Exercise instructions
In the data below, find each line containing the string "circ" and return it.

Records shown
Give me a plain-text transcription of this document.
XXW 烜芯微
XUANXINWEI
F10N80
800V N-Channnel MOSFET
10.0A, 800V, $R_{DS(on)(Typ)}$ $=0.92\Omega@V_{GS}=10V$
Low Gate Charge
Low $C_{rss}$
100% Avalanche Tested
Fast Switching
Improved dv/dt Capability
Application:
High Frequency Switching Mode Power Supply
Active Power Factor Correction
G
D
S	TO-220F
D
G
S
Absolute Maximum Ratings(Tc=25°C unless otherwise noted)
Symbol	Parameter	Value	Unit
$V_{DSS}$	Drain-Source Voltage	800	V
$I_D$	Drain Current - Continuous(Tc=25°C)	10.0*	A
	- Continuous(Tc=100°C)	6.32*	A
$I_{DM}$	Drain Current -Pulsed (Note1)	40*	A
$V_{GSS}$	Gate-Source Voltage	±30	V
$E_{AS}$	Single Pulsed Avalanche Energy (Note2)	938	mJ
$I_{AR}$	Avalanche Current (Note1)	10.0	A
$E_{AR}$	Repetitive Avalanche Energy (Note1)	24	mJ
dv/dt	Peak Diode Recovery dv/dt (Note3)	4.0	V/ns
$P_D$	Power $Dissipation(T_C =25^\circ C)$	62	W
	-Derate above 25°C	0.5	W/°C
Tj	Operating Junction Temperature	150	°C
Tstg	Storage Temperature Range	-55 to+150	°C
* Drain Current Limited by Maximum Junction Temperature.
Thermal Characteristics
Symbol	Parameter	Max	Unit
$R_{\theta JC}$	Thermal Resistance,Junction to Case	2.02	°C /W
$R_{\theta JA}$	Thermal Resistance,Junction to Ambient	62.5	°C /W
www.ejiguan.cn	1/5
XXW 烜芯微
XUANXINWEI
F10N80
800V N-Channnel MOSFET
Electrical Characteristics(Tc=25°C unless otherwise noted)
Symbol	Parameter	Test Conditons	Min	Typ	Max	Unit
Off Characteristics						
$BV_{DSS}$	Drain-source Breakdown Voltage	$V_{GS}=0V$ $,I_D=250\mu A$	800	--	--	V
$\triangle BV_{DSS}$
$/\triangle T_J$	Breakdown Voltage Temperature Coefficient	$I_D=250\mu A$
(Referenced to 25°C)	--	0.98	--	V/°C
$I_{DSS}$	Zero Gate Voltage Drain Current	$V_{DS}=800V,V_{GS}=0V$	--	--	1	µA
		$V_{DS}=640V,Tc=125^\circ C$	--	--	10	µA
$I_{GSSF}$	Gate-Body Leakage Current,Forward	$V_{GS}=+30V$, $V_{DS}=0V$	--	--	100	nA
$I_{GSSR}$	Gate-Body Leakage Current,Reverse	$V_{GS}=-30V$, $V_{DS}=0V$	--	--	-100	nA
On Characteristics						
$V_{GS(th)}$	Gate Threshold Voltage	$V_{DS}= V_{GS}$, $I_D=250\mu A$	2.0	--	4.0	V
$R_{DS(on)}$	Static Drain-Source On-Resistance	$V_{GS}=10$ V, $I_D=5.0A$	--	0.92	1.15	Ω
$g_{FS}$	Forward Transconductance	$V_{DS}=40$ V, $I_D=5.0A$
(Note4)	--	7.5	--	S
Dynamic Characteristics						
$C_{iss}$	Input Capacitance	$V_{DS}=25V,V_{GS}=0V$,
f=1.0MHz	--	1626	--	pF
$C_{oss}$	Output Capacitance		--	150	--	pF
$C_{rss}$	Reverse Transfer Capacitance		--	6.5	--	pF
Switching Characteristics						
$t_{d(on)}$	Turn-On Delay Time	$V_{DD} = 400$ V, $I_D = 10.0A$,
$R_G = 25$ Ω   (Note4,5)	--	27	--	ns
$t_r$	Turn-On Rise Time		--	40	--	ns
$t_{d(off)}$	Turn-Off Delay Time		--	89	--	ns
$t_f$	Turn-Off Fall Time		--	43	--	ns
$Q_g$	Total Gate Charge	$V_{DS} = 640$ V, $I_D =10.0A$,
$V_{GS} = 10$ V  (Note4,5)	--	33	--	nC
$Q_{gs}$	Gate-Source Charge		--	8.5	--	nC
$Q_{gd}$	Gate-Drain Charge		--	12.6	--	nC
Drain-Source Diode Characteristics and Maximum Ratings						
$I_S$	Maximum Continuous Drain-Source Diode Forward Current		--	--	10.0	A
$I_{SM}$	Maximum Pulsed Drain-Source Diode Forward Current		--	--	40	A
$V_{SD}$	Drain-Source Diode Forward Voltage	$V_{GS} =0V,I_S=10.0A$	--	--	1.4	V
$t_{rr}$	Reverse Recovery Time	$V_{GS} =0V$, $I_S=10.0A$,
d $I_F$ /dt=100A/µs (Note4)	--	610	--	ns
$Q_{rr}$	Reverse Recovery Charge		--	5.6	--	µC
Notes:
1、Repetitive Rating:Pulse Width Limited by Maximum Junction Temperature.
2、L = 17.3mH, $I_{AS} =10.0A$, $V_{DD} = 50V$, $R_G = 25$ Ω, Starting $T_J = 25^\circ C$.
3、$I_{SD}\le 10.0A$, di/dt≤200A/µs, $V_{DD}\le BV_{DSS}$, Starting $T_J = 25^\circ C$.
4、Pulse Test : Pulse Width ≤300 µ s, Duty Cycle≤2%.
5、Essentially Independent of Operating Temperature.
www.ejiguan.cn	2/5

--

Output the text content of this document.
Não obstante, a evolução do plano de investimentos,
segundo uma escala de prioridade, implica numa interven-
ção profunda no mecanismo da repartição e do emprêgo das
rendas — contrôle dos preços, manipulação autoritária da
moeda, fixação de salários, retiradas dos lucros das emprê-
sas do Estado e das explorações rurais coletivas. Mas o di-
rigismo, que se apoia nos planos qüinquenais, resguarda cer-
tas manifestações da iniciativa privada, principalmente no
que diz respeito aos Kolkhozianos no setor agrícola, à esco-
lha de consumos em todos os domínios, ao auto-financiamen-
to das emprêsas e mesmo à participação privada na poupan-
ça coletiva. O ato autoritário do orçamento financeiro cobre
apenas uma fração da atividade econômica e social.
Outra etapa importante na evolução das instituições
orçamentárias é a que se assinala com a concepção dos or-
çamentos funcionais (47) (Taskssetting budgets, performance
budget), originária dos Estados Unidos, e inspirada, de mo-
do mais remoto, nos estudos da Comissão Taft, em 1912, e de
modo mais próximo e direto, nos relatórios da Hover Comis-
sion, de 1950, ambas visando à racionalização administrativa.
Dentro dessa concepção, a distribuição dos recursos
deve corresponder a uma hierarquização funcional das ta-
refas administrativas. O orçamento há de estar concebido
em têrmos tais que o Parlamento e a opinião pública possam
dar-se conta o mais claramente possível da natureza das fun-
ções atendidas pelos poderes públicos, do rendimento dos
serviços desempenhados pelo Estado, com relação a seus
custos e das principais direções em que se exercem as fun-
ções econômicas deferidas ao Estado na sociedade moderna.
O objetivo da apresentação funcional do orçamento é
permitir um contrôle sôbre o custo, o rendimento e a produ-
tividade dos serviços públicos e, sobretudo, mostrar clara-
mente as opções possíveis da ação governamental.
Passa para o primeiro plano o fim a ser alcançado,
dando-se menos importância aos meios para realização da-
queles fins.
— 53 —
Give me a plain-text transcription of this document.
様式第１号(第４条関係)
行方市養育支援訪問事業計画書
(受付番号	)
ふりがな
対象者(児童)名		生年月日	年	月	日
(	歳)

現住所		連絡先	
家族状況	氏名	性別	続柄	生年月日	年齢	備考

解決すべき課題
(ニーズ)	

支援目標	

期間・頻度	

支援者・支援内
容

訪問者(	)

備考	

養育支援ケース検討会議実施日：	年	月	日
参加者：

* * *

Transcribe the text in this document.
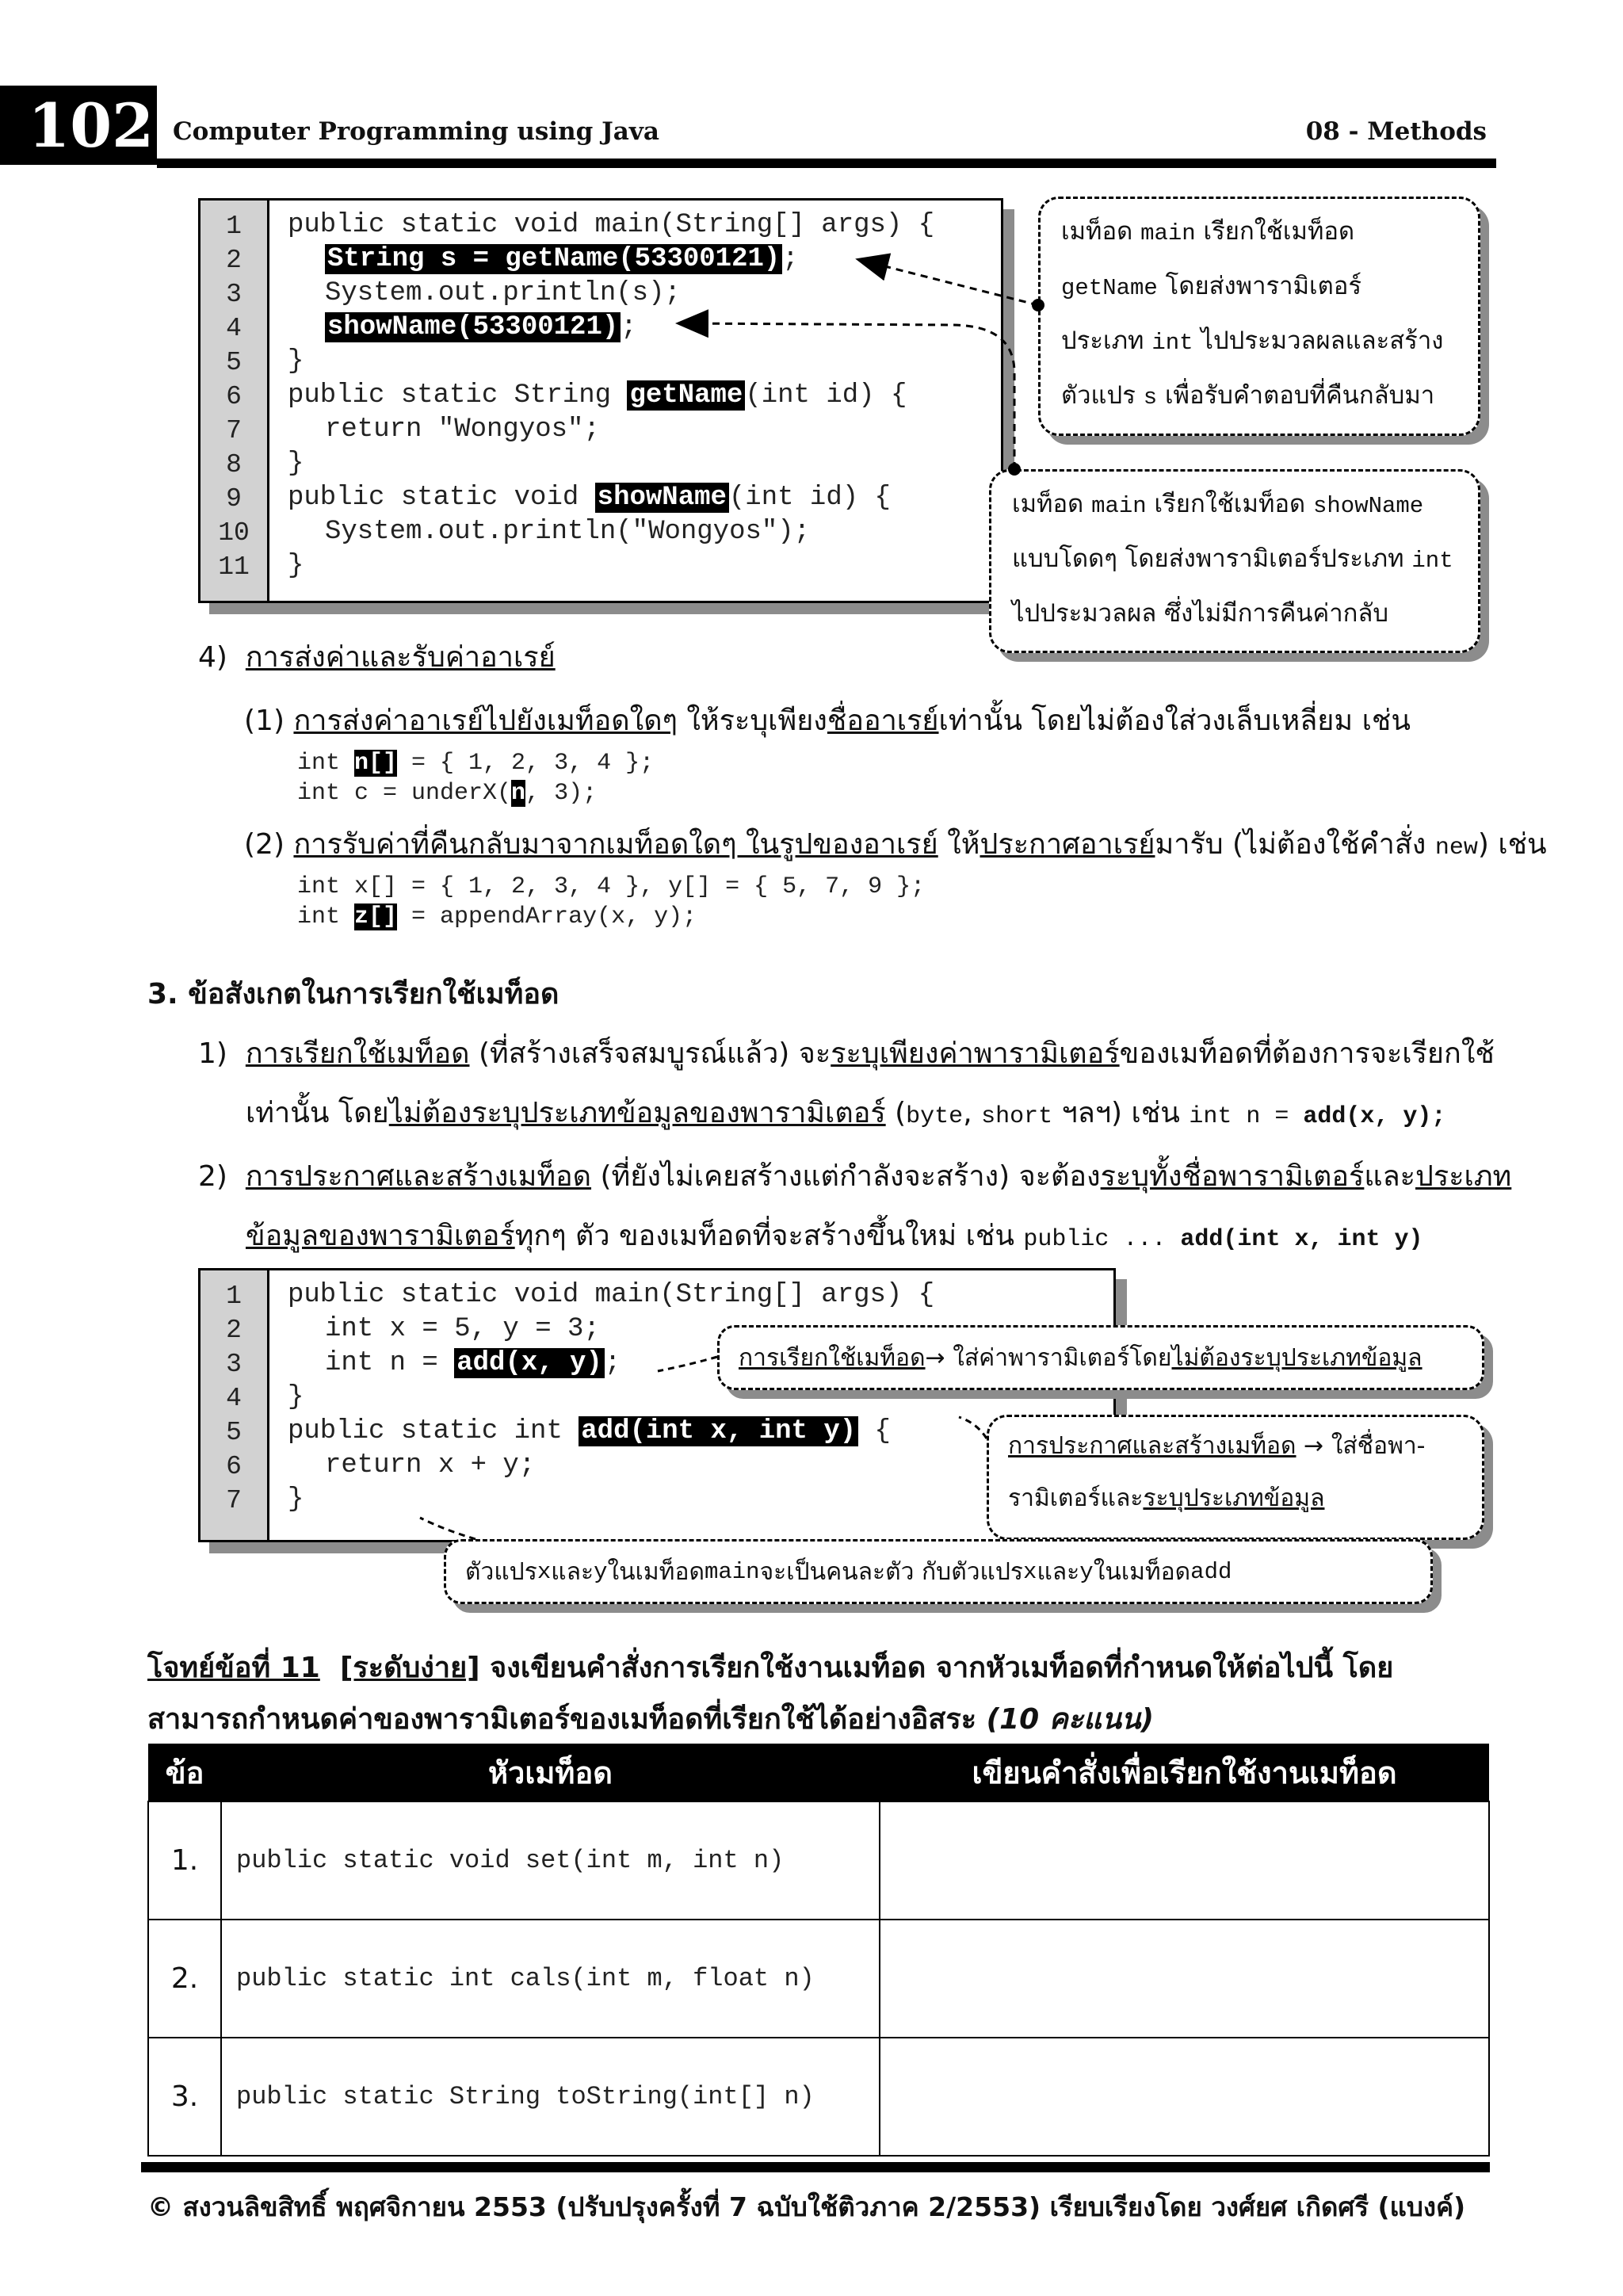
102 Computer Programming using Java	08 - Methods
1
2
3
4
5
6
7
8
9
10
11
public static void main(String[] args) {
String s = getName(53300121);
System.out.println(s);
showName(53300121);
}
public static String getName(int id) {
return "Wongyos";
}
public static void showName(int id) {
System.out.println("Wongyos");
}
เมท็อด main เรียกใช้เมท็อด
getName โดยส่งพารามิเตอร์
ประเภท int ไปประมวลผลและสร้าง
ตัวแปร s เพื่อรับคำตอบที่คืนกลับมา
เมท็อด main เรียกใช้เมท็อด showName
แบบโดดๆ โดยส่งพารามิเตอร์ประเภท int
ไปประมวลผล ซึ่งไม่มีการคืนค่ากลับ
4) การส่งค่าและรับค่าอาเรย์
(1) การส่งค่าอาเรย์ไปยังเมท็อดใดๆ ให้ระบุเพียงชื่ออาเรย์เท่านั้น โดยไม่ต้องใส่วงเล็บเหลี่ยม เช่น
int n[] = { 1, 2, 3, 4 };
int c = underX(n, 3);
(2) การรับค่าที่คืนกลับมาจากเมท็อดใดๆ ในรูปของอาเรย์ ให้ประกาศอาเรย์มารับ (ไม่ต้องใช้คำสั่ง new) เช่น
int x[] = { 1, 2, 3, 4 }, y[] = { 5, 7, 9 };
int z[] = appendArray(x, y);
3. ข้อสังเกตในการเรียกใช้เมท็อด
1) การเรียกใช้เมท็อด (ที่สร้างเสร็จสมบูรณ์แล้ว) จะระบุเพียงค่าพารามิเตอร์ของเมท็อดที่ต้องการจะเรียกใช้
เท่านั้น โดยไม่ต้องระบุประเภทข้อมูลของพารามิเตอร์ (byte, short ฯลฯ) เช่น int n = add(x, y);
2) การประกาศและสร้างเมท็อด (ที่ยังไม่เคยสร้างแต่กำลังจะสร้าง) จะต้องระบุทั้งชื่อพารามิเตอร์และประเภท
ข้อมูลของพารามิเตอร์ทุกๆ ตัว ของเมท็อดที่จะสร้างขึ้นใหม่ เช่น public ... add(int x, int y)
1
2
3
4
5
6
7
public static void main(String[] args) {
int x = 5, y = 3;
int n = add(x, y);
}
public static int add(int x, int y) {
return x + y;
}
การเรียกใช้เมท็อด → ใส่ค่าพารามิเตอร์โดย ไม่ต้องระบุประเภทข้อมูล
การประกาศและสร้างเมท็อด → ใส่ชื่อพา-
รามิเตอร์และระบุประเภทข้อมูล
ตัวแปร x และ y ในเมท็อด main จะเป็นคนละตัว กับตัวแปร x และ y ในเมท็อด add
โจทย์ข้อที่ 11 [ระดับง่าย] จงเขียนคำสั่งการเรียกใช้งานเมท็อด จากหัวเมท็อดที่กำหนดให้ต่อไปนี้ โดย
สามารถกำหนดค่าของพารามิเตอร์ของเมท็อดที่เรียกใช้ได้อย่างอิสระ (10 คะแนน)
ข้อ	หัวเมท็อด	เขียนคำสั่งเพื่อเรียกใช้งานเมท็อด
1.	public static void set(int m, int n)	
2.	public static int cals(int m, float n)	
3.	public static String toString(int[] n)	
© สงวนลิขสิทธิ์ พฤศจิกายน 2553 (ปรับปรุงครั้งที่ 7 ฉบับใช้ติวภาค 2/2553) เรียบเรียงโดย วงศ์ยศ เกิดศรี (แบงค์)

Correct output
$P_D$	Power $Dissipation(T_C =25^\circ C)$	62	W
		$V_{DS}=640V,Tc=125^\circ C$	--	--	10	µA
2、L = 17.3mH, $I_{AS} =10.0A$, $V_{DD} = 50V$, $R_G = 25$ Ω, Starting $T_J = 25^\circ C$.
3、$I_{SD}\le 10.0A$, di/dt≤200A/µs, $V_{DD}\le BV_{DSS}$, Starting $T_J = 25^\circ C$.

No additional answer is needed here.